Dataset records
-- -- --
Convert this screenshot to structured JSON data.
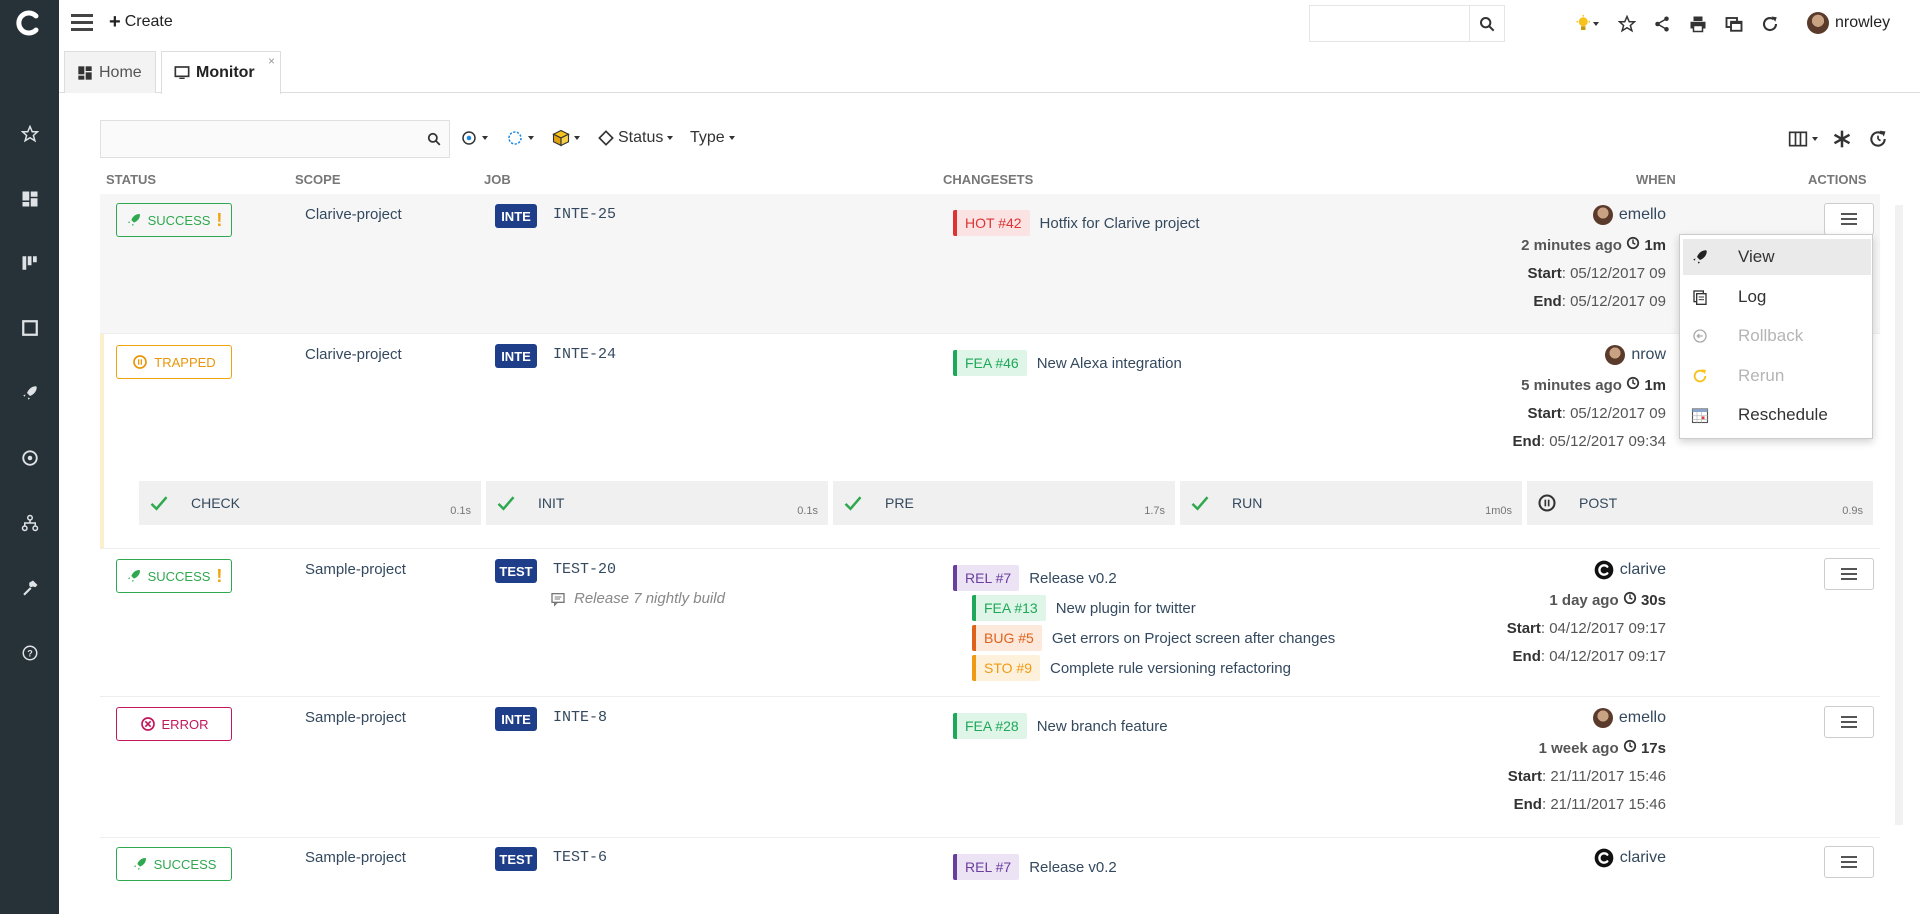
{
  "topbar": {
    "create_label": "Create",
    "search_placeholder": "",
    "username": "nrowley"
  },
  "tabs": [
    {
      "label": "Home"
    },
    {
      "label": "Monitor",
      "close": "×"
    }
  ],
  "filters": {
    "search_placeholder": "",
    "status_label": "Status",
    "type_label": "Type"
  },
  "columns": {
    "status": "STATUS",
    "scope": "SCOPE",
    "job": "JOB",
    "changesets": "CHANGESETS",
    "when": "WHEN",
    "actions": "ACTIONS"
  },
  "rows": [
    {
      "status": "SUCCESS",
      "scope": "Clarive-project",
      "job_type": "INTE",
      "job_name": "INTE-25",
      "changesets": [
        {
          "tag": "HOT #42",
          "title": "Hotfix for Clarive project"
        }
      ],
      "user": "emello",
      "ago": "2 minutes ago",
      "duration": "1m",
      "start_label": "Start",
      "start": "05/12/2017 09",
      "end_label": "End",
      "end": "05/12/2017 09"
    },
    {
      "status": "TRAPPED",
      "scope": "Clarive-project",
      "job_type": "INTE",
      "job_name": "INTE-24",
      "changesets": [
        {
          "tag": "FEA #46",
          "title": "New Alexa integration"
        }
      ],
      "user": "nrow",
      "ago": "5 minutes ago",
      "duration": "1m",
      "start_label": "Start",
      "start": "05/12/2017 09",
      "end_label": "End",
      "end": "05/12/2017 09:34",
      "stages": [
        {
          "name": "CHECK",
          "time": "0.1s"
        },
        {
          "name": "INIT",
          "time": "0.1s"
        },
        {
          "name": "PRE",
          "time": "1.7s"
        },
        {
          "name": "RUN",
          "time": "1m0s"
        },
        {
          "name": "POST",
          "time": "0.9s"
        }
      ]
    },
    {
      "status": "SUCCESS",
      "scope": "Sample-project",
      "job_type": "TEST",
      "job_name": "TEST-20",
      "comment": "Release 7 nightly build",
      "changesets": [
        {
          "tag": "REL #7",
          "title": "Release v0.2"
        },
        {
          "tag": "FEA #13",
          "title": "New plugin for twitter"
        },
        {
          "tag": "BUG #5",
          "title": "Get errors on Project screen after changes"
        },
        {
          "tag": "STO #9",
          "title": "Complete rule versioning refactoring"
        }
      ],
      "user": "clarive",
      "ago": "1 day ago",
      "duration": "30s",
      "start_label": "Start",
      "start": "04/12/2017 09:17",
      "end_label": "End",
      "end": "04/12/2017 09:17"
    },
    {
      "status": "ERROR",
      "scope": "Sample-project",
      "job_type": "INTE",
      "job_name": "INTE-8",
      "changesets": [
        {
          "tag": "FEA #28",
          "title": "New branch feature"
        }
      ],
      "user": "emello",
      "ago": "1 week ago",
      "duration": "17s",
      "start_label": "Start",
      "start": "21/11/2017 15:46",
      "end_label": "End",
      "end": "21/11/2017 15:46"
    },
    {
      "status": "SUCCESS",
      "scope": "Sample-project",
      "job_type": "TEST",
      "job_name": "TEST-6",
      "changesets": [
        {
          "tag": "REL #7",
          "title": "Release v0.2"
        }
      ],
      "user": "clarive"
    }
  ],
  "action_menu": {
    "items": [
      {
        "label": "View",
        "icon": "rocket-icon",
        "enabled": true
      },
      {
        "label": "Log",
        "icon": "log-icon",
        "enabled": true
      },
      {
        "label": "Rollback",
        "icon": "rollback-icon",
        "enabled": false
      },
      {
        "label": "Rerun",
        "icon": "rerun-icon",
        "enabled": false
      },
      {
        "label": "Reschedule",
        "icon": "calendar-icon",
        "enabled": true
      }
    ]
  },
  "colors": {
    "sidebar": "#263238",
    "success": "#2fa84f",
    "trapped": "#f0a30a",
    "error": "#c2185b",
    "job_type_bg": "#1f3e8a"
  }
}
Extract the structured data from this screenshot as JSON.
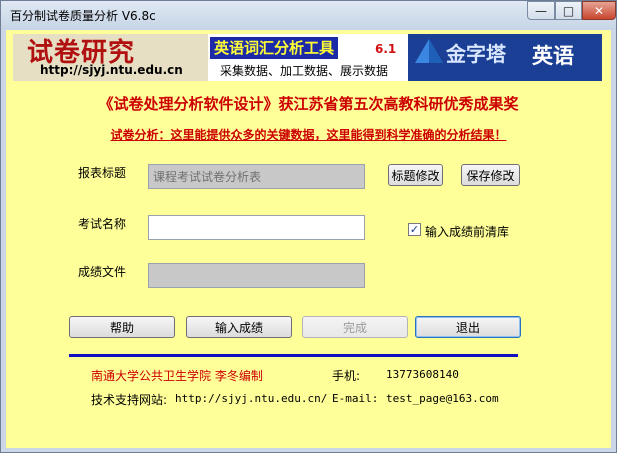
-- -- --
→ Task to complete: The listing above needs to be output again exactly. Don't include the pictures.

→ Written response:
Convert this screenshot to structured JSON data.
{
  "topbar": {
    "create_label": "Create",
    "search_placeholder": "",
    "username": "nrowley"
  },
  "tabs": [
    {
      "label": "Home"
    },
    {
      "label": "Monitor",
      "close": "×"
    }
  ],
  "filters": {
    "search_placeholder": "",
    "status_label": "Status",
    "type_label": "Type"
  },
  "columns": {
    "status": "STATUS",
    "scope": "SCOPE",
    "job": "JOB",
    "changesets": "CHANGESETS",
    "when": "WHEN",
    "actions": "ACTIONS"
  },
  "rows": [
    {
      "status": "SUCCESS",
      "scope": "Clarive-project",
      "job_type": "INTE",
      "job_name": "INTE-25",
      "changesets": [
        {
          "tag": "HOT #42",
          "title": "Hotfix for Clarive project"
        }
      ],
      "user": "emello",
      "ago": "2 minutes ago",
      "duration": "1m",
      "start_label": "Start",
      "start": "05/12/2017 09",
      "end_label": "End",
      "end": "05/12/2017 09"
    },
    {
      "status": "TRAPPED",
      "scope": "Clarive-project",
      "job_type": "INTE",
      "job_name": "INTE-24",
      "changesets": [
        {
          "tag": "FEA #46",
          "title": "New Alexa integration"
        }
      ],
      "user": "nrow",
      "ago": "5 minutes ago",
      "duration": "1m",
      "start_label": "Start",
      "start": "05/12/2017 09",
      "end_label": "End",
      "end": "05/12/2017 09:34",
      "stages": [
        {
          "name": "CHECK",
          "time": "0.1s"
        },
        {
          "name": "INIT",
          "time": "0.1s"
        },
        {
          "name": "PRE",
          "time": "1.7s"
        },
        {
          "name": "RUN",
          "time": "1m0s"
        },
        {
          "name": "POST",
          "time": "0.9s"
        }
      ]
    },
    {
      "status": "SUCCESS",
      "scope": "Sample-project",
      "job_type": "TEST",
      "job_name": "TEST-20",
      "comment": "Release 7 nightly build",
      "changesets": [
        {
          "tag": "REL #7",
          "title": "Release v0.2"
        },
        {
          "tag": "FEA #13",
          "title": "New plugin for twitter"
        },
        {
          "tag": "BUG #5",
          "title": "Get errors on Project screen after changes"
        },
        {
          "tag": "STO #9",
          "title": "Complete rule versioning refactoring"
        }
      ],
      "user": "clarive",
      "ago": "1 day ago",
      "duration": "30s",
      "start_label": "Start",
      "start": "04/12/2017 09:17",
      "end_label": "End",
      "end": "04/12/2017 09:17"
    },
    {
      "status": "ERROR",
      "scope": "Sample-project",
      "job_type": "INTE",
      "job_name": "INTE-8",
      "changesets": [
        {
          "tag": "FEA #28",
          "title": "New branch feature"
        }
      ],
      "user": "emello",
      "ago": "1 week ago",
      "duration": "17s",
      "start_label": "Start",
      "start": "21/11/2017 15:46",
      "end_label": "End",
      "end": "21/11/2017 15:46"
    },
    {
      "status": "SUCCESS",
      "scope": "Sample-project",
      "job_type": "TEST",
      "job_name": "TEST-6",
      "changesets": [
        {
          "tag": "REL #7",
          "title": "Release v0.2"
        }
      ],
      "user": "clarive"
    }
  ],
  "action_menu": {
    "items": [
      {
        "label": "View",
        "icon": "rocket-icon",
        "enabled": true
      },
      {
        "label": "Log",
        "icon": "log-icon",
        "enabled": true
      },
      {
        "label": "Rollback",
        "icon": "rollback-icon",
        "enabled": false
      },
      {
        "label": "Rerun",
        "icon": "rerun-icon",
        "enabled": false
      },
      {
        "label": "Reschedule",
        "icon": "calendar-icon",
        "enabled": true
      }
    ]
  },
  "colors": {
    "sidebar": "#263238",
    "success": "#2fa84f",
    "trapped": "#f0a30a",
    "error": "#c2185b",
    "job_type_bg": "#1f3e8a"
  }
}
Extract the structured data from this screenshot as JSON.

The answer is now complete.